## Directive
Repeat each line exactly as it is written.

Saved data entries

·····

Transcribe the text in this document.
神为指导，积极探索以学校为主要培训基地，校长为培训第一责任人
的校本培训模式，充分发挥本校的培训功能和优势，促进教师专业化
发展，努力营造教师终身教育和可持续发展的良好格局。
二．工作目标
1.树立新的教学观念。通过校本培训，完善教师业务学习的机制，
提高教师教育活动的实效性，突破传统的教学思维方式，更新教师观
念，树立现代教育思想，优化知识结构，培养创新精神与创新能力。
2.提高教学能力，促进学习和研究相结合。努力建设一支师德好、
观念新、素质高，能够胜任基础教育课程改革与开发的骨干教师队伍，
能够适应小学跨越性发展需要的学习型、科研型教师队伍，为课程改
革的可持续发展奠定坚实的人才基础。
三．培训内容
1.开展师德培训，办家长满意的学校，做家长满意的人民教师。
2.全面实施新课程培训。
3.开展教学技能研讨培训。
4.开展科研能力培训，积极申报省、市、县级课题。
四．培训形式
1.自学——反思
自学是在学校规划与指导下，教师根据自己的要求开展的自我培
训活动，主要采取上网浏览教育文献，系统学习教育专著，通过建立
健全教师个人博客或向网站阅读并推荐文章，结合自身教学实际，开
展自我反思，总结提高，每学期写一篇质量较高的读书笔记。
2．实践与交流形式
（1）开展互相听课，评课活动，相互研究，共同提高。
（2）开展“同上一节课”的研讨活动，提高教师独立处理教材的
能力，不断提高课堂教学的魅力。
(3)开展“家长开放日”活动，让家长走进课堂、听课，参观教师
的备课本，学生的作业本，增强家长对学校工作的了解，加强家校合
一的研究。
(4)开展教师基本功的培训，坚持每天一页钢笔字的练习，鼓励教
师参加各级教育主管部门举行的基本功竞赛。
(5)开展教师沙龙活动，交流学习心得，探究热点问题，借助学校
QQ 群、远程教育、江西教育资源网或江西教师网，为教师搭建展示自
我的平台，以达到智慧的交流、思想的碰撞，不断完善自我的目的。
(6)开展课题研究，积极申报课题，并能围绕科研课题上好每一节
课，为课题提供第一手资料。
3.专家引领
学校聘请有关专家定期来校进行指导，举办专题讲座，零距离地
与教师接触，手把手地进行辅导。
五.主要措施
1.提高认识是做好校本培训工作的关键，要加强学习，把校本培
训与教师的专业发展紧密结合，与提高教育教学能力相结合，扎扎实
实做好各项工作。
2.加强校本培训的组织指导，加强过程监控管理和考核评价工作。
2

·····

## Complete response
Transcribe the text in this document.
神为指导，积极探索以学校为主要培训基地，校长为培训第一责任人
的校本培训模式，充分发挥本校的培训功能和优势，促进教师专业化
发展，努力营造教师终身教育和可持续发展的良好格局。
二．工作目标
1.树立新的教学观念。通过校本培训，完善教师业务学习的机制，
提高教师教育活动的实效性，突破传统的教学思维方式，更新教师观
念，树立现代教育思想，优化知识结构，培养创新精神与创新能力。
2.提高教学能力，促进学习和研究相结合。努力建设一支师德好、
观念新、素质高，能够胜任基础教育课程改革与开发的骨干教师队伍，
能够适应小学跨越性发展需要的学习型、科研型教师队伍，为课程改
革的可持续发展奠定坚实的人才基础。
三．培训内容
1.开展师德培训，办家长满意的学校，做家长满意的人民教师。
2.全面实施新课程培训。
3.开展教学技能研讨培训。
4.开展科研能力培训，积极申报省、市、县级课题。
四．培训形式
1.自学——反思
自学是在学校规划与指导下，教师根据自己的要求开展的自我培
训活动，主要采取上网浏览教育文献，系统学习教育专著，通过建立
健全教师个人博客或向网站阅读并推荐文章，结合自身教学实际，开
展自我反思，总结提高，每学期写一篇质量较高的读书笔记。
2．实践与交流形式
（1）开展互相听课，评课活动，相互研究，共同提高。
（2）开展“同上一节课”的研讨活动，提高教师独立处理教材的
能力，不断提高课堂教学的魅力。
(3)开展“家长开放日”活动，让家长走进课堂、听课，参观教师
的备课本，学生的作业本，增强家长对学校工作的了解，加强家校合
一的研究。
(4)开展教师基本功的培训，坚持每天一页钢笔字的练习，鼓励教
师参加各级教育主管部门举行的基本功竞赛。
(5)开展教师沙龙活动，交流学习心得，探究热点问题，借助学校
QQ 群、远程教育、江西教育资源网或江西教师网，为教师搭建展示自
我的平台，以达到智慧的交流、思想的碰撞，不断完善自我的目的。
(6)开展课题研究，积极申报课题，并能围绕科研课题上好每一节
课，为课题提供第一手资料。
3.专家引领
学校聘请有关专家定期来校进行指导，举办专题讲座，零距离地
与教师接触，手把手地进行辅导。
五.主要措施
1.提高认识是做好校本培训工作的关键，要加强学习，把校本培
训与教师的专业发展紧密结合，与提高教育教学能力相结合，扎扎实
实做好各项工作。
2.加强校本培训的组织指导，加强过程监控管理和考核评价工作。
2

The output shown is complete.